INSTRUCTION: Each record below is to be reproduced without any change.

==== LISTING

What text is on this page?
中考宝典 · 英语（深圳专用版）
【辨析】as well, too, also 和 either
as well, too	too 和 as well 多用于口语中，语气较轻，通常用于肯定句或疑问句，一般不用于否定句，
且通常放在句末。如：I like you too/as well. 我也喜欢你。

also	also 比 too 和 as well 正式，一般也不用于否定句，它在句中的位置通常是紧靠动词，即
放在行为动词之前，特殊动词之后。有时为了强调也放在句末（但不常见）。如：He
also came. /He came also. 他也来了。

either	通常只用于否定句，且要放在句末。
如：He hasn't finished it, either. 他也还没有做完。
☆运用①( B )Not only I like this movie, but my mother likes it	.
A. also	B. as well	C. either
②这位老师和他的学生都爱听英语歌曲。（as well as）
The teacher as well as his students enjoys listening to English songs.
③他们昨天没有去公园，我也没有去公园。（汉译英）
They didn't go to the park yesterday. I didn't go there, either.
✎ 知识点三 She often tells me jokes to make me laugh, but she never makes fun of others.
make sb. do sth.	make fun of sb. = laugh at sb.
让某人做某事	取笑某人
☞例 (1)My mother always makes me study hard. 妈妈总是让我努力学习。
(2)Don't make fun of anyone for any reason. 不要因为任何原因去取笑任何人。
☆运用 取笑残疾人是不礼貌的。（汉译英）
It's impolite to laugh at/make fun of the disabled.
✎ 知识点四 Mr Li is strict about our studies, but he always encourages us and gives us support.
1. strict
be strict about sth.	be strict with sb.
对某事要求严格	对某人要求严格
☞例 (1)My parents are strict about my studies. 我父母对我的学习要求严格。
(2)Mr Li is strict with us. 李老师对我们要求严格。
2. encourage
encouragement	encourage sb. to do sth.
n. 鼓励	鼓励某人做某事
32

========

EXERCISE RESPONSE:
What text is on this page?
中考宝典 · 英语（深圳专用版）
【辨析】as well, too, also 和 either
as well, too	too 和 as well 多用于口语中，语气较轻，通常用于肯定句或疑问句，一般不用于否定句，
且通常放在句末。如：I like you too/as well. 我也喜欢你。

also	also 比 too 和 as well 正式，一般也不用于否定句，它在句中的位置通常是紧靠动词，即
放在行为动词之前，特殊动词之后。有时为了强调也放在句末（但不常见）。如：He
also came. /He came also. 他也来了。

either	通常只用于否定句，且要放在句末。
如：He hasn't finished it, either. 他也还没有做完。
☆运用①( B )Not only I like this movie, but my mother likes it	.
A. also	B. as well	C. either
②这位老师和他的学生都爱听英语歌曲。（as well as）
The teacher as well as his students enjoys listening to English songs.
③他们昨天没有去公园，我也没有去公园。（汉译英）
They didn't go to the park yesterday. I didn't go there, either.
✎ 知识点三 She often tells me jokes to make me laugh, but she never makes fun of others.
make sb. do sth.	make fun of sb. = laugh at sb.
让某人做某事	取笑某人
☞例 (1)My mother always makes me study hard. 妈妈总是让我努力学习。
(2)Don't make fun of anyone for any reason. 不要因为任何原因去取笑任何人。
☆运用 取笑残疾人是不礼貌的。（汉译英）
It's impolite to laugh at/make fun of the disabled.
✎ 知识点四 Mr Li is strict about our studies, but he always encourages us and gives us support.
1. strict
be strict about sth.	be strict with sb.
对某事要求严格	对某人要求严格
☞例 (1)My parents are strict about my studies. 我父母对我的学习要求严格。
(2)Mr Li is strict with us. 李老师对我们要求严格。
2. encourage
encouragement	encourage sb. to do sth.
n. 鼓励	鼓励某人做某事
32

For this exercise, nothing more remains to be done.